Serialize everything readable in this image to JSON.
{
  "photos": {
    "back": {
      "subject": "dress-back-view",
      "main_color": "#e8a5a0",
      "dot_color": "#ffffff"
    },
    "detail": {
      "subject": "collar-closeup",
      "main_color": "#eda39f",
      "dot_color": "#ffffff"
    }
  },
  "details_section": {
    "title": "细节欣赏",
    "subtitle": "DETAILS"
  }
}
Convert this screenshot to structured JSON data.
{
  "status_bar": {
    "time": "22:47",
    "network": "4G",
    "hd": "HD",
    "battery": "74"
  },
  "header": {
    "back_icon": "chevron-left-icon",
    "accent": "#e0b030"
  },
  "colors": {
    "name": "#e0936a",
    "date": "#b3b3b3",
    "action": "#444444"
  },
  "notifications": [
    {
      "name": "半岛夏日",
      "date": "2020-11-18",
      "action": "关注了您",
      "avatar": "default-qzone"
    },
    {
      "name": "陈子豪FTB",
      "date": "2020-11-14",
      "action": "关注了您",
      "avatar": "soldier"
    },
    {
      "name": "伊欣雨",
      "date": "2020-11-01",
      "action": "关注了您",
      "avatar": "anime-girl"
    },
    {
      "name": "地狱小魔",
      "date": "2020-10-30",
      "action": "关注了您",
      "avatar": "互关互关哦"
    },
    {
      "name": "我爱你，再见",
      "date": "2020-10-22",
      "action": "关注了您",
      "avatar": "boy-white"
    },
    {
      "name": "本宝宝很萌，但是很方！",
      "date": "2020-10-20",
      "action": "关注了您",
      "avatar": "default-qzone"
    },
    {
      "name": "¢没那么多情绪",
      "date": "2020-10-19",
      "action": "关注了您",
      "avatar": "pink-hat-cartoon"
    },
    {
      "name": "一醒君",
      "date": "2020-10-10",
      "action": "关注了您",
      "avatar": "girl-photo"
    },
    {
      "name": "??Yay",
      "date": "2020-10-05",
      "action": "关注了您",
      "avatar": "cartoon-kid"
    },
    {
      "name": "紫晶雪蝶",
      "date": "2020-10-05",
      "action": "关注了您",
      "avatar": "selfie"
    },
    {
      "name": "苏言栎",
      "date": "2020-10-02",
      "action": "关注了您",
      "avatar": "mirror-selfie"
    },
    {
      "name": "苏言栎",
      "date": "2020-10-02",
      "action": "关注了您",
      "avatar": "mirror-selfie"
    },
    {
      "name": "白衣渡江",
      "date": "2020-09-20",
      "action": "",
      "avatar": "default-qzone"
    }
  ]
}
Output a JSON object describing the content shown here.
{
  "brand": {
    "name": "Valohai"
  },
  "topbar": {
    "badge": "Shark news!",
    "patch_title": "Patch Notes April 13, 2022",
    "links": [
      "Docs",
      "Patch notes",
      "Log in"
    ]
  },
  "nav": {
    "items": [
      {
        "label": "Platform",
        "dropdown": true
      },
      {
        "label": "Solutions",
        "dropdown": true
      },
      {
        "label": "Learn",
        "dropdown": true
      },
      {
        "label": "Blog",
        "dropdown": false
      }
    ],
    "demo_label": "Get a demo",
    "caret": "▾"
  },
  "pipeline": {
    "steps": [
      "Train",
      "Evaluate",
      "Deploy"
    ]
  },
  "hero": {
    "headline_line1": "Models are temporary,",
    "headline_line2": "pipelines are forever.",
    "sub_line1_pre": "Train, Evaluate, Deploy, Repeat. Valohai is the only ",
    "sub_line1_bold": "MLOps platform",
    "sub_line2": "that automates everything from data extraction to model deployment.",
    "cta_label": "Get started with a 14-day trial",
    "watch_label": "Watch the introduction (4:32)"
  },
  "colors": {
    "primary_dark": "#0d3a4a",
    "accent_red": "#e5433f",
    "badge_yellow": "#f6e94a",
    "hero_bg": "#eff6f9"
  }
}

|---|

Required task:
Write out the entries in full, exactly as given.

Final result:
Serialize everything readable in this image to JSON.
{
  "photos": {
    "back": {
      "subject": "dress-back-view",
      "main_color": "#e8a5a0",
      "dot_color": "#ffffff"
    },
    "detail": {
      "subject": "collar-closeup",
      "main_color": "#eda39f",
      "dot_color": "#ffffff"
    }
  },
  "details_section": {
    "title": "细节欣赏",
    "subtitle": "DETAILS"
  }
}
Convert this screenshot to structured JSON data.
{
  "status_bar": {
    "time": "22:47",
    "network": "4G",
    "hd": "HD",
    "battery": "74"
  },
  "header": {
    "back_icon": "chevron-left-icon",
    "accent": "#e0b030"
  },
  "colors": {
    "name": "#e0936a",
    "date": "#b3b3b3",
    "action": "#444444"
  },
  "notifications": [
    {
      "name": "半岛夏日",
      "date": "2020-11-18",
      "action": "关注了您",
      "avatar": "default-qzone"
    },
    {
      "name": "陈子豪FTB",
      "date": "2020-11-14",
      "action": "关注了您",
      "avatar": "soldier"
    },
    {
      "name": "伊欣雨",
      "date": "2020-11-01",
      "action": "关注了您",
      "avatar": "anime-girl"
    },
    {
      "name": "地狱小魔",
      "date": "2020-10-30",
      "action": "关注了您",
      "avatar": "互关互关哦"
    },
    {
      "name": "我爱你，再见",
      "date": "2020-10-22",
      "action": "关注了您",
      "avatar": "boy-white"
    },
    {
      "name": "本宝宝很萌，但是很方！",
      "date": "2020-10-20",
      "action": "关注了您",
      "avatar": "default-qzone"
    },
    {
      "name": "¢没那么多情绪",
      "date": "2020-10-19",
      "action": "关注了您",
      "avatar": "pink-hat-cartoon"
    },
    {
      "name": "一醒君",
      "date": "2020-10-10",
      "action": "关注了您",
      "avatar": "girl-photo"
    },
    {
      "name": "??Yay",
      "date": "2020-10-05",
      "action": "关注了您",
      "avatar": "cartoon-kid"
    },
    {
      "name": "紫晶雪蝶",
      "date": "2020-10-05",
      "action": "关注了您",
      "avatar": "selfie"
    },
    {
      "name": "苏言栎",
      "date": "2020-10-02",
      "action": "关注了您",
      "avatar": "mirror-selfie"
    },
    {
      "name": "苏言栎",
      "date": "2020-10-02",
      "action": "关注了您",
      "avatar": "mirror-selfie"
    },
    {
      "name": "白衣渡江",
      "date": "2020-09-20",
      "action": "",
      "avatar": "default-qzone"
    }
  ]
}
Output a JSON object describing the content shown here.
{
  "brand": {
    "name": "Valohai"
  },
  "topbar": {
    "badge": "Shark news!",
    "patch_title": "Patch Notes April 13, 2022",
    "links": [
      "Docs",
      "Patch notes",
      "Log in"
    ]
  },
  "nav": {
    "items": [
      {
        "label": "Platform",
        "dropdown": true
      },
      {
        "label": "Solutions",
        "dropdown": true
      },
      {
        "label": "Learn",
        "dropdown": true
      },
      {
        "label": "Blog",
        "dropdown": false
      }
    ],
    "demo_label": "Get a demo",
    "caret": "▾"
  },
  "pipeline": {
    "steps": [
      "Train",
      "Evaluate",
      "Deploy"
    ]
  },
  "hero": {
    "headline_line1": "Models are temporary,",
    "headline_line2": "pipelines are forever.",
    "sub_line1_pre": "Train, Evaluate, Deploy, Repeat. Valohai is the only ",
    "sub_line1_bold": "MLOps platform",
    "sub_line2": "that automates everything from data extraction to model deployment.",
    "cta_label": "Get started with a 14-day trial",
    "watch_label": "Watch the introduction (4:32)"
  },
  "colors": {
    "primary_dark": "#0d3a4a",
    "accent_red": "#e5433f",
    "badge_yellow": "#f6e94a",
    "hero_bg": "#eff6f9"
  }
}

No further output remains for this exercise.